* _Written problem_: Turn each non-blank line of the records below into one string in a JSON list.

Items listed in a dataset:
::::::
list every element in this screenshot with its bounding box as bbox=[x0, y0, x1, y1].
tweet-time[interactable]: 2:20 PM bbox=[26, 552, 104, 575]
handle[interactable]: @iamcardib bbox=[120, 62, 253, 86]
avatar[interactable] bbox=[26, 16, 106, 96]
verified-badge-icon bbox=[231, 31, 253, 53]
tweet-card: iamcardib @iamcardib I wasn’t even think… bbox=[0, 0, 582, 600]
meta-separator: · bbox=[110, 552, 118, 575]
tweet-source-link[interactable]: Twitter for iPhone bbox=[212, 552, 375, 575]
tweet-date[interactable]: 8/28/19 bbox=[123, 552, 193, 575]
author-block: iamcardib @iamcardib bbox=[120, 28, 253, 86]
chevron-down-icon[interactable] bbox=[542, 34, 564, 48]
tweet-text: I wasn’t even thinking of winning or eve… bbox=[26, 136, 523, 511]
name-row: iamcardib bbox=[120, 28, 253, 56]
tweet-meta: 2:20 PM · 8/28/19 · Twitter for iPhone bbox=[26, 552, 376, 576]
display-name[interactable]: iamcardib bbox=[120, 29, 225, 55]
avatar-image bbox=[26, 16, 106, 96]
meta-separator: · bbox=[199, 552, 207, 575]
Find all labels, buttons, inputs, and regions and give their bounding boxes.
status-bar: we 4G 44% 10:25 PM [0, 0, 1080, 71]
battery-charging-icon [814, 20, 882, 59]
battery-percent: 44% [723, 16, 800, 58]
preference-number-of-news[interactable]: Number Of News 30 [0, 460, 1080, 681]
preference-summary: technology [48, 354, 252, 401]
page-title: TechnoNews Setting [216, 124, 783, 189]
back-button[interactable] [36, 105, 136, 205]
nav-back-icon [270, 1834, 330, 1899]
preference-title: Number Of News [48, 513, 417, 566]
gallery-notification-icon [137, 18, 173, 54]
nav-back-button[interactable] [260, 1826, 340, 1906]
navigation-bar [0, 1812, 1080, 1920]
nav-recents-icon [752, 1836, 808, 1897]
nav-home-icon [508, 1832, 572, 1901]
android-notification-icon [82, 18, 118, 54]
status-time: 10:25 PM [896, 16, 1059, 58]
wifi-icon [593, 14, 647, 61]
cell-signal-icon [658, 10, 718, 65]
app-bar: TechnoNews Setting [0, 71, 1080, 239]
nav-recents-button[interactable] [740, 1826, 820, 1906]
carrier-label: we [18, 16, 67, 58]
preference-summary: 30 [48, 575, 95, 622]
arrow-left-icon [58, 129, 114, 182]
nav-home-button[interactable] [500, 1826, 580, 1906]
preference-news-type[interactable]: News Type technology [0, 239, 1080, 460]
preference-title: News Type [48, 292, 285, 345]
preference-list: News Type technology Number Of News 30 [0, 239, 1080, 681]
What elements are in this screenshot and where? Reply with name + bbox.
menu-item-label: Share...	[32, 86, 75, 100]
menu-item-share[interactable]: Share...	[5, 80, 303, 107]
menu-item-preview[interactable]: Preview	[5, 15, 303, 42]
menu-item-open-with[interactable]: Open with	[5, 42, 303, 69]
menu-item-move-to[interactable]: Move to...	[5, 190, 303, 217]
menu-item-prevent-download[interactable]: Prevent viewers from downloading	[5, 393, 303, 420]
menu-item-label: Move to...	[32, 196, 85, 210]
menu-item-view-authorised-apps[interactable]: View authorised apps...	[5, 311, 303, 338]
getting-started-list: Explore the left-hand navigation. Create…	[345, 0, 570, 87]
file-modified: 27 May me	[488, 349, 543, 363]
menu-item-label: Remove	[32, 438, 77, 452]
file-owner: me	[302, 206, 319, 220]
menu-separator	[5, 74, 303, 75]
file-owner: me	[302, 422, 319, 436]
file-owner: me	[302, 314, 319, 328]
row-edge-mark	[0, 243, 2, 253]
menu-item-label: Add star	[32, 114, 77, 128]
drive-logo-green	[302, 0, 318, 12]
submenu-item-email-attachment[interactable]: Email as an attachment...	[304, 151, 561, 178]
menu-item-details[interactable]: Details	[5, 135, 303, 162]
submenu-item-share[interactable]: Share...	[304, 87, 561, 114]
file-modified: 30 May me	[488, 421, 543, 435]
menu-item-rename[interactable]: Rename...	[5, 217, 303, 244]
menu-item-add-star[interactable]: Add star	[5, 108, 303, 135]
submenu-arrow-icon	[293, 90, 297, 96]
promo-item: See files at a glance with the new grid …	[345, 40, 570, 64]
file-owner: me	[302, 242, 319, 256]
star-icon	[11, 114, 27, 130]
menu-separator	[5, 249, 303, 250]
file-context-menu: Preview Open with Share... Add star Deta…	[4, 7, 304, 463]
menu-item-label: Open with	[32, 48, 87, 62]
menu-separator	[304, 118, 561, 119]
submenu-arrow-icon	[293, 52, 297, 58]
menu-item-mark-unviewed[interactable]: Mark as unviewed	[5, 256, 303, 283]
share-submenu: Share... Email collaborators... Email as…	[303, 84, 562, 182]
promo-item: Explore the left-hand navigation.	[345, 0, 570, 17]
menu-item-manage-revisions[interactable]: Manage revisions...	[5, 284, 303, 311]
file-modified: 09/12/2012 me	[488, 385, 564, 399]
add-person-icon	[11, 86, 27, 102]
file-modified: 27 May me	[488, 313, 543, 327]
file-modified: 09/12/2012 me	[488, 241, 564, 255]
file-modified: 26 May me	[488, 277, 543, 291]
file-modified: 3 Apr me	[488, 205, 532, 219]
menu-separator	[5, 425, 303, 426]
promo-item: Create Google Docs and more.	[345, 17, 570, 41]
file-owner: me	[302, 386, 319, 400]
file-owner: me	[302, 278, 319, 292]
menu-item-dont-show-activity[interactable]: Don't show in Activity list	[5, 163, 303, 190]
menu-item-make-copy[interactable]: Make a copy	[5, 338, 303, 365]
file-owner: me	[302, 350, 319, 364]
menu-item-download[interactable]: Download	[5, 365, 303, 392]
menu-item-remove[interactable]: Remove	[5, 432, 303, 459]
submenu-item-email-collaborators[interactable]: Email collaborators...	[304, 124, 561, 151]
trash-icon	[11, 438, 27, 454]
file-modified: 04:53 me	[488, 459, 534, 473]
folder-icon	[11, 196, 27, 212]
::::::
* _Result for this task_:
[
  "list every element in this screenshot with its bounding box as bbox=[x0, y0, x1, y1].",
  "tweet-time[interactable]: 2:20 PM bbox=[26, 552, 104, 575]",
  "handle[interactable]: @iamcardib bbox=[120, 62, 253, 86]",
  "avatar[interactable] bbox=[26, 16, 106, 96]",
  "verified-badge-icon bbox=[231, 31, 253, 53]",
  "tweet-card: iamcardib @iamcardib I wasn’t even think… bbox=[0, 0, 582, 600]",
  "meta-separator: · bbox=[110, 552, 118, 575]",
  "tweet-source-link[interactable]: Twitter for iPhone bbox=[212, 552, 375, 575]",
  "tweet-date[interactable]: 8/28/19 bbox=[123, 552, 193, 575]",
  "author-block: iamcardib @iamcardib bbox=[120, 28, 253, 86]",
  "chevron-down-icon[interactable] bbox=[542, 34, 564, 48]",
  "tweet-text: I wasn’t even thinking of winning or eve… bbox=[26, 136, 523, 511]",
  "name-row: iamcardib bbox=[120, 28, 253, 56]",
  "tweet-meta: 2:20 PM · 8/28/19 · Twitter for iPhone bbox=[26, 552, 376, 576]",
  "display-name[interactable]: iamcardib bbox=[120, 29, 225, 55]",
  "avatar-image bbox=[26, 16, 106, 96]",
  "meta-separator: · bbox=[199, 552, 207, 575]",
  "Find all labels, buttons, inputs, and regions and give their bounding boxes.",
  "status-bar: we 4G 44% 10:25 PM [0, 0, 1080, 71]",
  "battery-charging-icon [814, 20, 882, 59]",
  "battery-percent: 44% [723, 16, 800, 58]",
  "preference-number-of-news[interactable]: Number Of News 30 [0, 460, 1080, 681]",
  "preference-summary: technology [48, 354, 252, 401]",
  "page-title: TechnoNews Setting [216, 124, 783, 189]",
  "back-button[interactable] [36, 105, 136, 205]",
  "nav-back-icon [270, 1834, 330, 1899]",
  "preference-title: Number Of News [48, 513, 417, 566]",
  "gallery-notification-icon [137, 18, 173, 54]",
  "nav-back-button[interactable] [260, 1826, 340, 1906]",
  "navigation-bar [0, 1812, 1080, 1920]",
  "nav-recents-icon [752, 1836, 808, 1897]",
  "nav-home-icon [508, 1832, 572, 1901]",
  "android-notification-icon [82, 18, 118, 54]",
  "status-time: 10:25 PM [896, 16, 1059, 58]",
  "wifi-icon [593, 14, 647, 61]",
  "cell-signal-icon [658, 10, 718, 65]",
  "app-bar: TechnoNews Setting [0, 71, 1080, 239]",
  "nav-recents-button[interactable] [740, 1826, 820, 1906]",
  "carrier-label: we [18, 16, 67, 58]",
  "preference-summary: 30 [48, 575, 95, 622]",
  "arrow-left-icon [58, 129, 114, 182]",
  "nav-home-button[interactable] [500, 1826, 580, 1906]",
  "preference-news-type[interactable]: News Type technology [0, 239, 1080, 460]",
  "preference-title: News Type [48, 292, 285, 345]",
  "preference-list: News Type technology Number Of News 30 [0, 239, 1080, 681]",
  "What elements are in this screenshot and where? Reply with name + bbox.",
  "menu-item-label: Share...\t[32, 86, 75, 100]",
  "menu-item-share[interactable]: Share...\t[5, 80, 303, 107]",
  "menu-item-preview[interactable]: Preview\t[5, 15, 303, 42]",
  "menu-item-open-with[interactable]: Open with\t[5, 42, 303, 69]",
  "menu-item-move-to[interactable]: Move to...\t[5, 190, 303, 217]",
  "menu-item-prevent-download[interactable]: Prevent viewers from downloading\t[5, 393, 303, 420]",
  "menu-item-label: Move to...\t[32, 196, 85, 210]",
  "menu-item-view-authorised-apps[interactable]: View authorised apps...\t[5, 311, 303, 338]",
  "getting-started-list: Explore the left-hand navigation. Create…\t[345, 0, 570, 87]",
  "file-modified: 27 May me\t[488, 349, 543, 363]",
  "menu-item-label: Remove\t[32, 438, 77, 452]",
  "file-owner: me\t[302, 206, 319, 220]",
  "menu-separator\t[5, 74, 303, 75]",
  "file-owner: me\t[302, 422, 319, 436]",
  "file-owner: me\t[302, 314, 319, 328]",
  "row-edge-mark\t[0, 243, 2, 253]",
  "menu-item-label: Add star\t[32, 114, 77, 128]",
  "drive-logo-green\t[302, 0, 318, 12]",
  "submenu-item-email-attachment[interactable]: Email as an attachment...\t[304, 151, 561, 178]",
  "menu-item-details[interactable]: Details\t[5, 135, 303, 162]",
  "submenu-item-share[interactable]: Share...\t[304, 87, 561, 114]",
  "file-modified: 30 May me\t[488, 421, 543, 435]",
  "menu-item-rename[interactable]: Rename...\t[5, 217, 303, 244]",
  "menu-item-add-star[interactable]: Add star\t[5, 108, 303, 135]",
  "submenu-arrow-icon\t[293, 90, 297, 96]",
  "promo-item: See files at a glance with the new grid …\t[345, 40, 570, 64]",
  "file-owner: me\t[302, 242, 319, 256]",
  "star-icon\t[11, 114, 27, 130]",
  "menu-separator\t[5, 249, 303, 250]",
  "file-context-menu: Preview Open with Share... Add star Deta…\t[4, 7, 304, 463]",
  "menu-item-label: Open with\t[32, 48, 87, 62]",
  "menu-separator\t[304, 118, 561, 119]",
  "submenu-arrow-icon\t[293, 52, 297, 58]",
  "menu-item-mark-unviewed[interactable]: Mark as unviewed\t[5, 256, 303, 283]",
  "share-submenu: Share... Email collaborators... Email as…\t[303, 84, 562, 182]",
  "promo-item: Explore the left-hand navigation.\t[345, 0, 570, 17]",
  "menu-item-manage-revisions[interactable]: Manage revisions...\t[5, 284, 303, 311]",
  "file-modified: 09/12/2012 me\t[488, 385, 564, 399]",
  "add-person-icon\t[11, 86, 27, 102]",
  "file-modified: 27 May me\t[488, 313, 543, 327]",
  "file-modified: 09/12/2012 me\t[488, 241, 564, 255]",
  "file-modified: 26 May me\t[488, 277, 543, 291]",
  "file-modified: 3 Apr me\t[488, 205, 532, 219]",
  "menu-separator\t[5, 425, 303, 426]",
  "promo-item: Create Google Docs and more.\t[345, 17, 570, 41]",
  "file-owner: me\t[302, 386, 319, 400]",
  "file-owner: me\t[302, 278, 319, 292]",
  "menu-item-dont-show-activity[interactable]: Don't show in Activity list\t[5, 163, 303, 190]",
  "menu-item-make-copy[interactable]: Make a copy\t[5, 338, 303, 365]",
  "file-owner: me\t[302, 350, 319, 364]",
  "menu-item-download[interactable]: Download\t[5, 365, 303, 392]",
  "menu-item-remove[interactable]: Remove\t[5, 432, 303, 459]",
  "submenu-item-email-collaborators[interactable]: Email collaborators...\t[304, 124, 561, 151]",
  "trash-icon\t[11, 438, 27, 454]",
  "file-modified: 04:53 me\t[488, 459, 534, 473]",
  "folder-icon\t[11, 196, 27, 212]"
]